▶
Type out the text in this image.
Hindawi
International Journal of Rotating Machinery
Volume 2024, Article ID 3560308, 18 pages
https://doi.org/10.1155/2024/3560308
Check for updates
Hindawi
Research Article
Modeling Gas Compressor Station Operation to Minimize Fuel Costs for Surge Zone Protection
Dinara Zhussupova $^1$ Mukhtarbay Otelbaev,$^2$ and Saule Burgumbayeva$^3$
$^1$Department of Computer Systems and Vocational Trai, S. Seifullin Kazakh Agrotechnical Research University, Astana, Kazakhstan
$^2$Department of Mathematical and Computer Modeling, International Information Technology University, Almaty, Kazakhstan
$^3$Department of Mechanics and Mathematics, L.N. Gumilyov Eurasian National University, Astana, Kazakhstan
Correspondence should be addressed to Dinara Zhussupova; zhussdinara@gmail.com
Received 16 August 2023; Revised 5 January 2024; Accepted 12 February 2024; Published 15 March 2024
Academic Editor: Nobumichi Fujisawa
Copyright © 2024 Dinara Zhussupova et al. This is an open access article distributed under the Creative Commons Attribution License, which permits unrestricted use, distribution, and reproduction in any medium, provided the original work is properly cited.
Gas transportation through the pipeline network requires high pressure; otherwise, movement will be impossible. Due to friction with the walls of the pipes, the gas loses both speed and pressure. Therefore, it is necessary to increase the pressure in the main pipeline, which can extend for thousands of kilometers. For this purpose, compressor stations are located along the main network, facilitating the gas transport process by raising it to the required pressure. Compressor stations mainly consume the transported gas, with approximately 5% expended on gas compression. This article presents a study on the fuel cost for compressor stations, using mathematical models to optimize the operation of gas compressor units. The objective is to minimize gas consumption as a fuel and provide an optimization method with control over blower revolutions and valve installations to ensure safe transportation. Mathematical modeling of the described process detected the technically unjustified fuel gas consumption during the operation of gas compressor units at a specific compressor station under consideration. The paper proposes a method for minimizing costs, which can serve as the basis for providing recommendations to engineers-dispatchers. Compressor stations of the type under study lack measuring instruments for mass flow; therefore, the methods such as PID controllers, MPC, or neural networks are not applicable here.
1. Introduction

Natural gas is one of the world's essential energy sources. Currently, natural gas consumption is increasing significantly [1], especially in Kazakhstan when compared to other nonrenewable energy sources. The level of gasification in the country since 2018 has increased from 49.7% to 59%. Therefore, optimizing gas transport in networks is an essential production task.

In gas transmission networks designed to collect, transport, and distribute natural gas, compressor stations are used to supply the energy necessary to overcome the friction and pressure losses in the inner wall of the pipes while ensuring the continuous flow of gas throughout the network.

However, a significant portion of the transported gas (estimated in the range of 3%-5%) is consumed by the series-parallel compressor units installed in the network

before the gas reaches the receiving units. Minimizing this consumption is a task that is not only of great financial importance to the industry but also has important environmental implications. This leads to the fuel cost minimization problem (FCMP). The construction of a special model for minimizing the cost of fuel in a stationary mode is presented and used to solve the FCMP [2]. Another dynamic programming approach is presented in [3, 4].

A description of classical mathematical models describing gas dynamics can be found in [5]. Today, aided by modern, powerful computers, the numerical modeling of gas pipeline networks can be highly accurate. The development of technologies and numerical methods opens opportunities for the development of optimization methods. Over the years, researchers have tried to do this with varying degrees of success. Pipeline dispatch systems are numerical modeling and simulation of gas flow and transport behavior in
◀
Instructions for the task:
Extract the data exactly as given.

Answer to this exercise:
Type out the text in this image.
Hindawi
International Journal of Rotating Machinery
Volume 2024, Article ID 3560308, 18 pages
https://doi.org/10.1155/2024/3560308
Check for updates
Hindawi
Research Article
Modeling Gas Compressor Station Operation to Minimize Fuel Costs for Surge Zone Protection
Dinara Zhussupova $^1$ Mukhtarbay Otelbaev,$^2$ and Saule Burgumbayeva$^3$
$^1$Department of Computer Systems and Vocational Trai, S. Seifullin Kazakh Agrotechnical Research University, Astana, Kazakhstan
$^2$Department of Mathematical and Computer Modeling, International Information Technology University, Almaty, Kazakhstan
$^3$Department of Mechanics and Mathematics, L.N. Gumilyov Eurasian National University, Astana, Kazakhstan
Correspondence should be addressed to Dinara Zhussupova; zhussdinara@gmail.com
Received 16 August 2023; Revised 5 January 2024; Accepted 12 February 2024; Published 15 March 2024
Academic Editor: Nobumichi Fujisawa
Copyright © 2024 Dinara Zhussupova et al. This is an open access article distributed under the Creative Commons Attribution License, which permits unrestricted use, distribution, and reproduction in any medium, provided the original work is properly cited.
Gas transportation through the pipeline network requires high pressure; otherwise, movement will be impossible. Due to friction with the walls of the pipes, the gas loses both speed and pressure. Therefore, it is necessary to increase the pressure in the main pipeline, which can extend for thousands of kilometers. For this purpose, compressor stations are located along the main network, facilitating the gas transport process by raising it to the required pressure. Compressor stations mainly consume the transported gas, with approximately 5% expended on gas compression. This article presents a study on the fuel cost for compressor stations, using mathematical models to optimize the operation of gas compressor units. The objective is to minimize gas consumption as a fuel and provide an optimization method with control over blower revolutions and valve installations to ensure safe transportation. Mathematical modeling of the described process detected the technically unjustified fuel gas consumption during the operation of gas compressor units at a specific compressor station under consideration. The paper proposes a method for minimizing costs, which can serve as the basis for providing recommendations to engineers-dispatchers. Compressor stations of the type under study lack measuring instruments for mass flow; therefore, the methods such as PID controllers, MPC, or neural networks are not applicable here.
1. Introduction

Natural gas is one of the world's essential energy sources. Currently, natural gas consumption is increasing significantly [1], especially in Kazakhstan when compared to other nonrenewable energy sources. The level of gasification in the country since 2018 has increased from 49.7% to 59%. Therefore, optimizing gas transport in networks is an essential production task.

In gas transmission networks designed to collect, transport, and distribute natural gas, compressor stations are used to supply the energy necessary to overcome the friction and pressure losses in the inner wall of the pipes while ensuring the continuous flow of gas throughout the network.

However, a significant portion of the transported gas (estimated in the range of 3%-5%) is consumed by the series-parallel compressor units installed in the network

before the gas reaches the receiving units. Minimizing this consumption is a task that is not only of great financial importance to the industry but also has important environmental implications. This leads to the fuel cost minimization problem (FCMP). The construction of a special model for minimizing the cost of fuel in a stationary mode is presented and used to solve the FCMP [2]. Another dynamic programming approach is presented in [3, 4].

A description of classical mathematical models describing gas dynamics can be found in [5]. Today, aided by modern, powerful computers, the numerical modeling of gas pipeline networks can be highly accurate. The development of technologies and numerical methods opens opportunities for the development of optimization methods. Over the years, researchers have tried to do this with varying degrees of success. Pipeline dispatch systems are numerical modeling and simulation of gas flow and transport behavior in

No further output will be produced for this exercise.